Show all lines from the listing below that contain "dhënat".
━━━━━━━━━━
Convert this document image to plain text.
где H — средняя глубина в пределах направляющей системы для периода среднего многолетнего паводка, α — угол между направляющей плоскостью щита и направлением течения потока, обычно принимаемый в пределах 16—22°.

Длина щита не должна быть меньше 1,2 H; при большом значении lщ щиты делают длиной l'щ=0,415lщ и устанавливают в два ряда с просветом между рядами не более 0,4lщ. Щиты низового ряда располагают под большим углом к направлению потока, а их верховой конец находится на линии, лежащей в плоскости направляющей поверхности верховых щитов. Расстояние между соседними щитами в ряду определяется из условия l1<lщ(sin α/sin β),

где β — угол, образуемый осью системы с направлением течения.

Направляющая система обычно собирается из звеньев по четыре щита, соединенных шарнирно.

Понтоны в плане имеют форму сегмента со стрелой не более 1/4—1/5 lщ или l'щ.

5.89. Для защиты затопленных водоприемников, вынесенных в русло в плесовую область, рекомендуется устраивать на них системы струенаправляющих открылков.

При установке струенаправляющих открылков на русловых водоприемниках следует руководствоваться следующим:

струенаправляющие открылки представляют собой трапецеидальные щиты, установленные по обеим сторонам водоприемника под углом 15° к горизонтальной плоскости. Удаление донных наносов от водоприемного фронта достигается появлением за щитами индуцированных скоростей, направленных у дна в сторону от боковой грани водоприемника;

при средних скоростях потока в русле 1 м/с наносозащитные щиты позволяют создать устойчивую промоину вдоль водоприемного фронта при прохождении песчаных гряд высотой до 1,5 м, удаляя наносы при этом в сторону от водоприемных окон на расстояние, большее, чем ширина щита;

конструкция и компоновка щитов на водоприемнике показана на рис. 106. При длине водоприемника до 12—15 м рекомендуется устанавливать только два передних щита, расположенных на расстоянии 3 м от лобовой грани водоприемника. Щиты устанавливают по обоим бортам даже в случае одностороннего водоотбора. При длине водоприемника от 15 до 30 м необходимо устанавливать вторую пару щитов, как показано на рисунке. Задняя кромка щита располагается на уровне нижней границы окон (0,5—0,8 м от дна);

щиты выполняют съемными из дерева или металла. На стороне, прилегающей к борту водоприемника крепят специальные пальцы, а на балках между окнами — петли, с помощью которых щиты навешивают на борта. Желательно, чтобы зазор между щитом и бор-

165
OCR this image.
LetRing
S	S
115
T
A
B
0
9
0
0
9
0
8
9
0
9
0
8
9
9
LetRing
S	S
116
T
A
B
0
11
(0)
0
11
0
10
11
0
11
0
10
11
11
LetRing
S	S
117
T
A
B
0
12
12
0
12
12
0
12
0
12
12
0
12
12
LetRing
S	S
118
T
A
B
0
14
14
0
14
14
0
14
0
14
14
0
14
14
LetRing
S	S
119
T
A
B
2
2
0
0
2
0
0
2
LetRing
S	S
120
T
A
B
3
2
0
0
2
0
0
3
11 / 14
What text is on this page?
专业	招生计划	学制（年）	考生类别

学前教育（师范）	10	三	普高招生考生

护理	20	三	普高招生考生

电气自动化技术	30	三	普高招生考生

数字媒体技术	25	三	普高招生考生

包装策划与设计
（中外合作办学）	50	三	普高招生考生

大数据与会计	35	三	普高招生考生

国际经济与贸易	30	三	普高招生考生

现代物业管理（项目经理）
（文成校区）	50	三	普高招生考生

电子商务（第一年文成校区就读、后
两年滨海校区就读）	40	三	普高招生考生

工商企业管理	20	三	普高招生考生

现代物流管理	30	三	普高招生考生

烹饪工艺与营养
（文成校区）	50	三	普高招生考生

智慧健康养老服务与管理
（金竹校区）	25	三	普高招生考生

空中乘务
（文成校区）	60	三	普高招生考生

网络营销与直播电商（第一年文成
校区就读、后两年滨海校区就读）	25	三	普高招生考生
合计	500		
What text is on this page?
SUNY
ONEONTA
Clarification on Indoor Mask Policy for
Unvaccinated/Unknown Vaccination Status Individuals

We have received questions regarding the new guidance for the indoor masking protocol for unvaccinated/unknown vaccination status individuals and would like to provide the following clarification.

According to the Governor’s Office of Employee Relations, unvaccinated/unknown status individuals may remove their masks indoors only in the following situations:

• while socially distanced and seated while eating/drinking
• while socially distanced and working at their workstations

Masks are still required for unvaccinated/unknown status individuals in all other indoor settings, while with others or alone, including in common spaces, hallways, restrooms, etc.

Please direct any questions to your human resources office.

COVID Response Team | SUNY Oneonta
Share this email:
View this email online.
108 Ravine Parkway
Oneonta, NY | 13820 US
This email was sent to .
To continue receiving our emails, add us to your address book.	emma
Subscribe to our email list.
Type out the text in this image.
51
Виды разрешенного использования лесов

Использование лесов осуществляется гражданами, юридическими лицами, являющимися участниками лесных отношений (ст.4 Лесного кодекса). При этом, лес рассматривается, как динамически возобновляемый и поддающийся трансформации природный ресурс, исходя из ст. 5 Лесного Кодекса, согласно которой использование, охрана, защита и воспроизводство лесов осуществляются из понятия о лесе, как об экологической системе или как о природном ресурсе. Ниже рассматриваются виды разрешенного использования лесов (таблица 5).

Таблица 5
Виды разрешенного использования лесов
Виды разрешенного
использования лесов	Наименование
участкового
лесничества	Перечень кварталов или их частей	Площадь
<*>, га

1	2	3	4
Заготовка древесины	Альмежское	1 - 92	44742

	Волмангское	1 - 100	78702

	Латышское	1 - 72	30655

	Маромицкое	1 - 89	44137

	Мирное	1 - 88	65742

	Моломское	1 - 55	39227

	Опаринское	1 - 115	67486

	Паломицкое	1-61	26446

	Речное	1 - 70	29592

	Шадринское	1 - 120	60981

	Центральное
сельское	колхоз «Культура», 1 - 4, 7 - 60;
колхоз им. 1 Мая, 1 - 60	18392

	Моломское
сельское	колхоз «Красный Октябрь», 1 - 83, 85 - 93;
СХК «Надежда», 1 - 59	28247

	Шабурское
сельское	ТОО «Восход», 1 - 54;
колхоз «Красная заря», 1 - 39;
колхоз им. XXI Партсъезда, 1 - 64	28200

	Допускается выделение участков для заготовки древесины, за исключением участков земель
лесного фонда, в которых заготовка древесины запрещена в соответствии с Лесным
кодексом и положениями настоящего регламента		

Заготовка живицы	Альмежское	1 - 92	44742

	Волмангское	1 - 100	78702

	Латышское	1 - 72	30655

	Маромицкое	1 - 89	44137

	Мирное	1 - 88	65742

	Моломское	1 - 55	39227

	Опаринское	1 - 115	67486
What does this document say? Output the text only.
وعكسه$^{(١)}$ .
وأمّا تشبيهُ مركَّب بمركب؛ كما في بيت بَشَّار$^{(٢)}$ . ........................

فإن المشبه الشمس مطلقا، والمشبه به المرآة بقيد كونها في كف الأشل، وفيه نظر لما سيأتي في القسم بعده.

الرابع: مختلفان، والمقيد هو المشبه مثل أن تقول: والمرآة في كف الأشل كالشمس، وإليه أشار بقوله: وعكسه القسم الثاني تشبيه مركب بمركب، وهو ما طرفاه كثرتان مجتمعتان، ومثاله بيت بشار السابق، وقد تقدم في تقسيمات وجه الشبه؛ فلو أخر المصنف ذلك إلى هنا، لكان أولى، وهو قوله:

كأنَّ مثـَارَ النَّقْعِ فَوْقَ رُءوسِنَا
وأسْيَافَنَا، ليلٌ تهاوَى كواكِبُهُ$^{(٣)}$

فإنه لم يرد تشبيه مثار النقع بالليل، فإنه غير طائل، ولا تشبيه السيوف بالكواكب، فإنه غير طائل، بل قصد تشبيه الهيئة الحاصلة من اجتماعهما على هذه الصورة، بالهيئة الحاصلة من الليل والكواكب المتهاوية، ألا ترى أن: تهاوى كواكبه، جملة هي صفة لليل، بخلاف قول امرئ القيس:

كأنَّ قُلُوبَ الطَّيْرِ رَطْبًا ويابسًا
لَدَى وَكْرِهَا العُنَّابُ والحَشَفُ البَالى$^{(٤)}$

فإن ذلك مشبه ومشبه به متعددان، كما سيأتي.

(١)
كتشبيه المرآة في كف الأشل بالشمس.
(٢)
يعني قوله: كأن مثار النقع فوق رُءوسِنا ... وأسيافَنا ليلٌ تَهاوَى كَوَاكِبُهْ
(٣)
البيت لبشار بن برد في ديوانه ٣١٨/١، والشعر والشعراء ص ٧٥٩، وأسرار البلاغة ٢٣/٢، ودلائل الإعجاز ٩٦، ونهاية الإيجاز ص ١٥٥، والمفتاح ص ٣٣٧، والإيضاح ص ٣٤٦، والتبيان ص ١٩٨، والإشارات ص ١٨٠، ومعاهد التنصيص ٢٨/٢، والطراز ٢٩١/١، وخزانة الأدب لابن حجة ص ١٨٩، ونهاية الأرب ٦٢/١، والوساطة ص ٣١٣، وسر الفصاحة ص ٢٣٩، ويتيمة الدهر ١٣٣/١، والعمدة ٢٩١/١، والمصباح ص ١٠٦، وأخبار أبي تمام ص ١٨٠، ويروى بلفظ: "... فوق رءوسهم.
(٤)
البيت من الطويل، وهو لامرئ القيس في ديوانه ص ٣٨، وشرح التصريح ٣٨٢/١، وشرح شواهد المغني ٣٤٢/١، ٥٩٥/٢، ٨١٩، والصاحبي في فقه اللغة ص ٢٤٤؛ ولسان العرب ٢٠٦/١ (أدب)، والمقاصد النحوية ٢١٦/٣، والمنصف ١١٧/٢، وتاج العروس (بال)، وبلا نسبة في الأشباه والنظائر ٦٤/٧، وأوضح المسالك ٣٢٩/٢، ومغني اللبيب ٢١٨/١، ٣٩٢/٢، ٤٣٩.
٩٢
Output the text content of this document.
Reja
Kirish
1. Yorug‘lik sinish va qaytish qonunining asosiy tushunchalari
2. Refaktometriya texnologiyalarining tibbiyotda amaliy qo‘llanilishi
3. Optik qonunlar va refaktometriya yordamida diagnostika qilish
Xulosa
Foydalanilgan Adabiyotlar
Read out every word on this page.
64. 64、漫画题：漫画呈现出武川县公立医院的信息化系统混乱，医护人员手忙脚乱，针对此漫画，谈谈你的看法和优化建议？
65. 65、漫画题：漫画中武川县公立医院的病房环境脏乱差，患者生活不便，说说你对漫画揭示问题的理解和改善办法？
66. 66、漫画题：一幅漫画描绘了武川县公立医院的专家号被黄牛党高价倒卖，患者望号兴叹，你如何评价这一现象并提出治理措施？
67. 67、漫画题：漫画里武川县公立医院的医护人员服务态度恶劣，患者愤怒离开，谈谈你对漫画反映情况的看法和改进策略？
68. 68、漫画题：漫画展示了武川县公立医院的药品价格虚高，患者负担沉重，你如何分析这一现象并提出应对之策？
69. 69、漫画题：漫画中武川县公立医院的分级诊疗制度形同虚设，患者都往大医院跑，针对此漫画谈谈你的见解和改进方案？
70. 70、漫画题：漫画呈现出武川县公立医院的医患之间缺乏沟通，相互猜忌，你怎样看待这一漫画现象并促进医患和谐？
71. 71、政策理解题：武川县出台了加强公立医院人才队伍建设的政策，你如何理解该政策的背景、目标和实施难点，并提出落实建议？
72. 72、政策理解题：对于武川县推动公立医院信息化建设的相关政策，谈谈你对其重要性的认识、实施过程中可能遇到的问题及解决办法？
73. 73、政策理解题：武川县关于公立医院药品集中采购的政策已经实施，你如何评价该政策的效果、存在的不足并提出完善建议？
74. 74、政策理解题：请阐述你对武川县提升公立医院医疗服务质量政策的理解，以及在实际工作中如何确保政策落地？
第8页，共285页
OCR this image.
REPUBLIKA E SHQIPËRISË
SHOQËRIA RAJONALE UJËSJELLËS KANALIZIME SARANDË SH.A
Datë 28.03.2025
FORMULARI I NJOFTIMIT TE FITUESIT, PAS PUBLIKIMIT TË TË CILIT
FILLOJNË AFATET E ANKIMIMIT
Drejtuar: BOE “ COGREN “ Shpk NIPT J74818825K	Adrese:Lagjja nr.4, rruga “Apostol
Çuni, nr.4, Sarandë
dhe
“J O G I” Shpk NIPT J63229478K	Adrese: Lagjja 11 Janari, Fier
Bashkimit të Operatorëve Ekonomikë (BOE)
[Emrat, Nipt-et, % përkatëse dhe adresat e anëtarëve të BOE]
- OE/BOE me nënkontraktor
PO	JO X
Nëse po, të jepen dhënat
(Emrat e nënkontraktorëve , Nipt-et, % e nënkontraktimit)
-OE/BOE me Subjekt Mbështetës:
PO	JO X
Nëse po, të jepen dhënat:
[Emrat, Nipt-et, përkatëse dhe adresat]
━━━━━━━━━━
» **EXPECTED ANSWER**:
Nëse po, të jepen dhënat
Nëse po, të jepen dhënat:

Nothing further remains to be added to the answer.